— Begin Records for this task —

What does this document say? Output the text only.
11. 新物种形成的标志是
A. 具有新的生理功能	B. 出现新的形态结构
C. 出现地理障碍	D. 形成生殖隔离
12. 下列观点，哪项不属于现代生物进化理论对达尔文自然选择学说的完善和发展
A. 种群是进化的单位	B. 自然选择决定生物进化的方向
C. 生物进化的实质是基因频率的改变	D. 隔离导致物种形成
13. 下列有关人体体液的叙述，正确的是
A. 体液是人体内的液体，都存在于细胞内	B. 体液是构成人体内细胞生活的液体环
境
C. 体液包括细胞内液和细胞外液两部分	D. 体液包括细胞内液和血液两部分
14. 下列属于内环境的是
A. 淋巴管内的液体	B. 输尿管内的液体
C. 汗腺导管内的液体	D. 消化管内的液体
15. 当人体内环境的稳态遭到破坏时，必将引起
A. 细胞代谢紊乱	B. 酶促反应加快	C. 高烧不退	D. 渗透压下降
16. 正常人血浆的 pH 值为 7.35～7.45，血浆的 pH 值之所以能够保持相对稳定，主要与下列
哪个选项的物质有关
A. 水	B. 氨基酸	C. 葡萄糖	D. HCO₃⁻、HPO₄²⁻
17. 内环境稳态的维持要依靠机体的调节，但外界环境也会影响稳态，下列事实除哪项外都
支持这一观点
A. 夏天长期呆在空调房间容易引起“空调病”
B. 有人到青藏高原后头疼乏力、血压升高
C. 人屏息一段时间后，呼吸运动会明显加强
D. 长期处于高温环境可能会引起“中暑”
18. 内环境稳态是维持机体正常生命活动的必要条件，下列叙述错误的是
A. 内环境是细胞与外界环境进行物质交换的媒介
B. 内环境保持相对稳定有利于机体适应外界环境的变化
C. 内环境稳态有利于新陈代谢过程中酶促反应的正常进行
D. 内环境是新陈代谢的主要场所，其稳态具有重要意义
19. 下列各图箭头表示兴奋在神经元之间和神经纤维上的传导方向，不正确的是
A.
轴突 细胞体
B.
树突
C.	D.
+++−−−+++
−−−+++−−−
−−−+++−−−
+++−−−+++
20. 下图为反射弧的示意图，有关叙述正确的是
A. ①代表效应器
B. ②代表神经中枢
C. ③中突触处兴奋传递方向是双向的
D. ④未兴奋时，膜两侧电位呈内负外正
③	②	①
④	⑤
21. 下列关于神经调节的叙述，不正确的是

— End Records for this task —

**Task instructions:**
Out of the preceding entries, pull every line containing the string "不正确的是".

**Reply:**
19. 下列各图箭头表示兴奋在神经元之间和神经纤维上的传导方向，不正确的是
21. 下列关于神经调节的叙述，不正确的是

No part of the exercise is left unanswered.